— DIRECTIVE —
The entries below should be given again exactly, minus their pictures.

%%

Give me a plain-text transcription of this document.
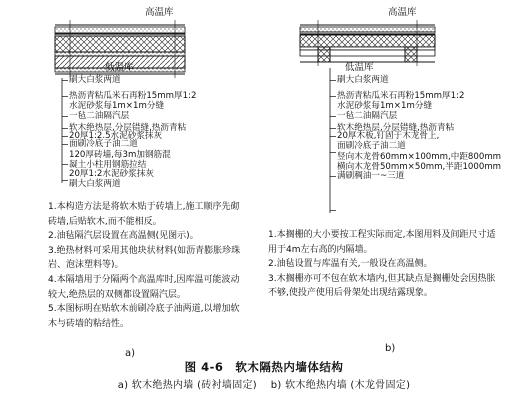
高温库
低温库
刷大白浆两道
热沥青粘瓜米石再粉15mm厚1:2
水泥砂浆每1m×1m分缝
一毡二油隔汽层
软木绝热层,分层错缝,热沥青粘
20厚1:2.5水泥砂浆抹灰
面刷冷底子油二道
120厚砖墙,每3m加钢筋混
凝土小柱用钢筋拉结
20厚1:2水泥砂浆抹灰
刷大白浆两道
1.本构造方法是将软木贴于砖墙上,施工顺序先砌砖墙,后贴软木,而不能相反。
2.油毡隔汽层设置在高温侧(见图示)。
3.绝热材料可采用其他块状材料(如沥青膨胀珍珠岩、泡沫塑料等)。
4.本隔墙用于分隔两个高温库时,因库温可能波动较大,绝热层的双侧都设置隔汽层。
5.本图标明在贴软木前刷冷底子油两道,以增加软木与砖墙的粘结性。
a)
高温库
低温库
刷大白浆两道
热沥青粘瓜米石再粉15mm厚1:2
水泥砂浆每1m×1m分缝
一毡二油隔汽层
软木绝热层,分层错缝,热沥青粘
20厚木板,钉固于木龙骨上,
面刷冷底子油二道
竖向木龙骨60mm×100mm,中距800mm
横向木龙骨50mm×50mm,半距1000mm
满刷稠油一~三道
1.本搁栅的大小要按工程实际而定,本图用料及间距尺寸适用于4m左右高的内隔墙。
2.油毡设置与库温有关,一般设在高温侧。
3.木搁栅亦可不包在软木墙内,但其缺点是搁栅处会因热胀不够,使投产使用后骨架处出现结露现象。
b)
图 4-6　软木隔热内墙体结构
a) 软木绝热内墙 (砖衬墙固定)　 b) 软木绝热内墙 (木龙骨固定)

%%

— EXERCISE RESULT —
Give me a plain-text transcription of this document.
高温库
低温库
刷大白浆两道
热沥青粘瓜米石再粉15mm厚1:2
水泥砂浆每1m×1m分缝
一毡二油隔汽层
软木绝热层,分层错缝,热沥青粘
20厚1:2.5水泥砂浆抹灰
面刷冷底子油二道
120厚砖墙,每3m加钢筋混
凝土小柱用钢筋拉结
20厚1:2水泥砂浆抹灰
刷大白浆两道
1.本构造方法是将软木贴于砖墙上,施工顺序先砌砖墙,后贴软木,而不能相反。
2.油毡隔汽层设置在高温侧(见图示)。
3.绝热材料可采用其他块状材料(如沥青膨胀珍珠岩、泡沫塑料等)。
4.本隔墙用于分隔两个高温库时,因库温可能波动较大,绝热层的双侧都设置隔汽层。
5.本图标明在贴软木前刷冷底子油两道,以增加软木与砖墙的粘结性。
a)
高温库
低温库
刷大白浆两道
热沥青粘瓜米石再粉15mm厚1:2
水泥砂浆每1m×1m分缝
一毡二油隔汽层
软木绝热层,分层错缝,热沥青粘
20厚木板,钉固于木龙骨上,
面刷冷底子油二道
竖向木龙骨60mm×100mm,中距800mm
横向木龙骨50mm×50mm,半距1000mm
满刷稠油一~三道
1.本搁栅的大小要按工程实际而定,本图用料及间距尺寸适用于4m左右高的内隔墙。
2.油毡设置与库温有关,一般设在高温侧。
3.木搁栅亦可不包在软木墙内,但其缺点是搁栅处会因热胀不够,使投产使用后骨架处出现结露现象。
b)
图 4-6　软木隔热内墙体结构
a) 软木绝热内墙 (砖衬墙固定)　 b) 软木绝热内墙 (木龙骨固定)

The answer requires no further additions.